■ Exercise material ■
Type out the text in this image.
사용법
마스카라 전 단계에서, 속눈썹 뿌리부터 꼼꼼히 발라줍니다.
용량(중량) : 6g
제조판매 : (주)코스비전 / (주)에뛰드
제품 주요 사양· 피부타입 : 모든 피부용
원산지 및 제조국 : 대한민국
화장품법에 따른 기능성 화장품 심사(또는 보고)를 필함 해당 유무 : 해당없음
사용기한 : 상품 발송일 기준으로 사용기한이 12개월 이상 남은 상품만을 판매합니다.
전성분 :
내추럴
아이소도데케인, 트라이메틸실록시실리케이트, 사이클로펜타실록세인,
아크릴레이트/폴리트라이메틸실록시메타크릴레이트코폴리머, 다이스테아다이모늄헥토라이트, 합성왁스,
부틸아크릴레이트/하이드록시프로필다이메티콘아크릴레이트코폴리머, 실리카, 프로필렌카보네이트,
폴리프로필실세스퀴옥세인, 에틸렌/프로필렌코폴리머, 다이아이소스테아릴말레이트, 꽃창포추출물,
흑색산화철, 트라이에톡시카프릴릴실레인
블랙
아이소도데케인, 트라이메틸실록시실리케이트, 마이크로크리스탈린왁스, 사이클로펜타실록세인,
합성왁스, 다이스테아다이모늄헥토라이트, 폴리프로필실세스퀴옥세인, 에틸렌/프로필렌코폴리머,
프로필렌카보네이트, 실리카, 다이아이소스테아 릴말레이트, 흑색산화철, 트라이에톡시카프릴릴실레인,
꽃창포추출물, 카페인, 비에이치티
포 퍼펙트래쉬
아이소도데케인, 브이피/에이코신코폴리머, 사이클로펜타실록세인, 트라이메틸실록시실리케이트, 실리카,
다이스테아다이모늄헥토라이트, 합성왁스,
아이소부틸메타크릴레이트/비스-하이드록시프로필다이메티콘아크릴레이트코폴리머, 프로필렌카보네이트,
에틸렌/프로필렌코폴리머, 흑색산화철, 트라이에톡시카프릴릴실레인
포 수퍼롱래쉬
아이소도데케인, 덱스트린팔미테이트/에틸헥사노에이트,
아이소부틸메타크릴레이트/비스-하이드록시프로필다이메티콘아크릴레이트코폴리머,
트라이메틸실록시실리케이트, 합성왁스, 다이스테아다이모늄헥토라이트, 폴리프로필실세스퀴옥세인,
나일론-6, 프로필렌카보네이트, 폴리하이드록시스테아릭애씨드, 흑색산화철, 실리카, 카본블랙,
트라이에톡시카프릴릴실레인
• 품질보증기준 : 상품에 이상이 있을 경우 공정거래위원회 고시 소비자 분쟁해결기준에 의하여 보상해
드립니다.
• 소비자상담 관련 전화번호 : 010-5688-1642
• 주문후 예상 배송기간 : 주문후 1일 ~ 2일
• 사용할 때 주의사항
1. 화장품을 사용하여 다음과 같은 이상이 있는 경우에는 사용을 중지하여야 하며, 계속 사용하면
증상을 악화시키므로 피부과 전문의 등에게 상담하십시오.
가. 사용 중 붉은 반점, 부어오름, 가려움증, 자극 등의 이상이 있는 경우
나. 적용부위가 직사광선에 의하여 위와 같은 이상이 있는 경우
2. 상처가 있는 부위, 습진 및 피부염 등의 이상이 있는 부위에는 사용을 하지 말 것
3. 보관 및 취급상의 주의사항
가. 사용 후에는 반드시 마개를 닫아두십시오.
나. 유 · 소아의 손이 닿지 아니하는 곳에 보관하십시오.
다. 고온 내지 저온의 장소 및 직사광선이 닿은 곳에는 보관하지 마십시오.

■ Task requirements ■
Pull out each line of the listing that holds the string "트라이메틸실록시실리케이트".

■ Written reply ■
아이소도데케인, 트라이메틸실록시실리케이트, 사이클로펜타실록세인,
아이소도데케인, 트라이메틸실록시실리케이트, 마이크로크리스탈린왁스, 사이클로펜타실록세인,
아이소도데케인, 브이피/에이코신코폴리머, 사이클로펜타실록세인, 트라이메틸실록시실리케이트, 실리카,
트라이메틸실록시실리케이트, 합성왁스, 다이스테아다이모늄헥토라이트, 폴리프로필실세스퀴옥세인,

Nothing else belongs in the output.